REALICE LO SIGUIENTE
**A.** Según el artículo sobre Ayotzinapa, ¿de qué escuela eran los 43 estudiantes desaparecidos?
**B.** Reproduzca del artículo sobre Ayotzinapa el pasaje que va desde «El caso de desaparición» hasta «a sus gobernados.».

EXTRACTO DEL DOCUMENTO
● ● ● ●

Ayotzinapa: Memoria, justicia y derecho a la verdad

 


Por: Diana Osmara Mejía Hernández

Este 26 de septiembre se cumplieron siete años de impunidad e injusticia. Siete años de preservar en la memoria el silencio de 43 estudiantes normalistas desaparecidos en el tiempo. Se trató, sin duda, de un caso emblemático de violación a derechos humanos (entre los que destacan el derecho a la vida, a la integridad personal, a la libertad de expresión, así como al reconocimiento de la personalidad jurídica) encubierto por el Estado mexicano a través de una «verdad histórica» indefendible. Ahora solo quedan sombras y abismos, restos de un recuerdo lejano en el que la dignidad de un país lleno de dolor y lágrimas también ha ido desapareciendo.

El caso de desaparición forzada de los 43 estudiantes de la Escuela Normal Isidro Burgos en Ayotzinapa, Guerrero, planteó grandes desafíos para las autoridades y los instrumentos internacionales luego de que se difundiera, a través del poder político y mediático, un discurso endeble e injusto en el que subyacen informes falsos e inconsistentes sobre el paradero de los estudiantes, así como perversos y espurios intereses políticos cuya función es engañar a sus gobernados.

La narrativa oficial, versión que fue difundida durante el gobierno de Enrique Peña Nieto y la entonces Procuraduría General de la República, informó una serie de hechos que, en apariencia, resultaban verídicos. La madrugada del 26 de septiembre del año 2014, 43 estudiantes de Iguala, Guerrero, que se encontraban en sus actividades habituales de boteo y toma de autobuses en conmemoración de la matanza de Tlatelolco del 2 de octubre, desaparecieron luego de ser atacados por elementos policiales acompañados de hombres armados a causa de una “terrible confusión”.

● ● ● ●

REGISTROS PROPORCIONADOS
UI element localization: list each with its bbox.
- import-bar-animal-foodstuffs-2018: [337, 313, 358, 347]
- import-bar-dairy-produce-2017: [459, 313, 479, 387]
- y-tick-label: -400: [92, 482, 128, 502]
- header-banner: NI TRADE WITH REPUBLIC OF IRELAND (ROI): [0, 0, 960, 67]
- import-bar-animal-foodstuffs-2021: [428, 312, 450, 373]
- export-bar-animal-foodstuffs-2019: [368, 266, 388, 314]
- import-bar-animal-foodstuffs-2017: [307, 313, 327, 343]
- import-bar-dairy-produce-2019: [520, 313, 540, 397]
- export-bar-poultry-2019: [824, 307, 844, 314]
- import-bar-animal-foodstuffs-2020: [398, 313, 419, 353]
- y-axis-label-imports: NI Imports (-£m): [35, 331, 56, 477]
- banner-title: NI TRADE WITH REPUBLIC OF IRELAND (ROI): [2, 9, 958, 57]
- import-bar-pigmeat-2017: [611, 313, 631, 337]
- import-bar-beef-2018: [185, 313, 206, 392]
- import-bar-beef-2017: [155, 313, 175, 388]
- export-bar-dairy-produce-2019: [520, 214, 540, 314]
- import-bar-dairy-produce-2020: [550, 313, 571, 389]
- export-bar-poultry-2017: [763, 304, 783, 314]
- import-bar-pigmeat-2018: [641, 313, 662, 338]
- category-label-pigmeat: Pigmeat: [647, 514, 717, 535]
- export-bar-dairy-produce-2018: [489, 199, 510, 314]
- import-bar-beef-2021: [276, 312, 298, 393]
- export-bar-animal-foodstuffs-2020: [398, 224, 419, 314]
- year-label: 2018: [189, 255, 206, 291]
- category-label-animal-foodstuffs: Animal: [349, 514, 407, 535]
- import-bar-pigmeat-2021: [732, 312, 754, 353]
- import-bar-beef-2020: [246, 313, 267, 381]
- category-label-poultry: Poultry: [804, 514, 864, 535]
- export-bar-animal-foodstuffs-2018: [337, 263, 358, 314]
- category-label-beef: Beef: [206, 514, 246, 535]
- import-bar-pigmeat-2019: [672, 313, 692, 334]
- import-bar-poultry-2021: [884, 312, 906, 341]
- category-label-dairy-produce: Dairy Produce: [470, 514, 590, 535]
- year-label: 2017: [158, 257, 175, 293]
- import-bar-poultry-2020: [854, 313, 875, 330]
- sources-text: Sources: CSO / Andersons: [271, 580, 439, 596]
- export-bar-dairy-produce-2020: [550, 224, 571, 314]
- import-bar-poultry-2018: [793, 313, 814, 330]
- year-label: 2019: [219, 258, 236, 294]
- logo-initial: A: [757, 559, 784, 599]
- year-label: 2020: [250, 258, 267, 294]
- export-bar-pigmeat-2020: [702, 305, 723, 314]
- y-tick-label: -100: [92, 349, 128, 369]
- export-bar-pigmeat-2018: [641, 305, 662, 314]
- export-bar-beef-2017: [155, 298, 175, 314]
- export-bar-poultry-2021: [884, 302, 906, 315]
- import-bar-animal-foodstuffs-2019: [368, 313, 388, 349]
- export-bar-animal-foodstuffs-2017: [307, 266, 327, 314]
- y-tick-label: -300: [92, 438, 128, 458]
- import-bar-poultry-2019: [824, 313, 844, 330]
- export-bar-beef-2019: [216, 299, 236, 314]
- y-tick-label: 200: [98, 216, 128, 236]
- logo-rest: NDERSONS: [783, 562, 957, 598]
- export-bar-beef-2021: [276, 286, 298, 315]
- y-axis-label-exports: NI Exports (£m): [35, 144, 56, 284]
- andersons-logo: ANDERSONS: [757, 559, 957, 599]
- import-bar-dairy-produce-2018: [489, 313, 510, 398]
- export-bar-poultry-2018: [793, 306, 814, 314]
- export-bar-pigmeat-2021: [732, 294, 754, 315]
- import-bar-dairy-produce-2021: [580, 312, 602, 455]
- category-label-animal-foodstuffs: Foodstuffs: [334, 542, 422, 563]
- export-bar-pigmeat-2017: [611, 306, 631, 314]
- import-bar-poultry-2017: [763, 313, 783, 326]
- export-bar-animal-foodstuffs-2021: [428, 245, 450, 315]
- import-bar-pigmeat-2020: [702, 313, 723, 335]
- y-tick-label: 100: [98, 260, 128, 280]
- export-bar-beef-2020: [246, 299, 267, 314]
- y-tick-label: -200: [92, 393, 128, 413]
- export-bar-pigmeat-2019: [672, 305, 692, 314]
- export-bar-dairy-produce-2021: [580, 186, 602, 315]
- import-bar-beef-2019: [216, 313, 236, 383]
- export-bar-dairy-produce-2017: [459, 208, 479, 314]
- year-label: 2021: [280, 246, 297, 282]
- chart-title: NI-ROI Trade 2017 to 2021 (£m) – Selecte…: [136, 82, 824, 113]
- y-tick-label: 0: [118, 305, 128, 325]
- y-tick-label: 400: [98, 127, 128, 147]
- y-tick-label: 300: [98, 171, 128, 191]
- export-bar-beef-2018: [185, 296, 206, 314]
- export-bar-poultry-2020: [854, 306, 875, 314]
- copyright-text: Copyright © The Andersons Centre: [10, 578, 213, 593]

● ● ● ●

RESPUESTAS POR TAREA
**A.** De la Escuela Normal Isidro Burgos, en Ayotzinapa, Guerrero.

**B.**
El caso de desaparición forzada de los 43 estudiantes de la Escuela Normal Isidro Burgos en Ayotzinapa, Guerrero, planteó grandes desafíos para las autoridades y los instrumentos internacionales luego de que se difundiera, a través del poder político y mediático, un discurso endeble e injusto en el que subyacen informes falsos e inconsistentes sobre el paradero de los estudiantes, así como perversos y espurios intereses políticos cuya función es engañar a sus gobernados.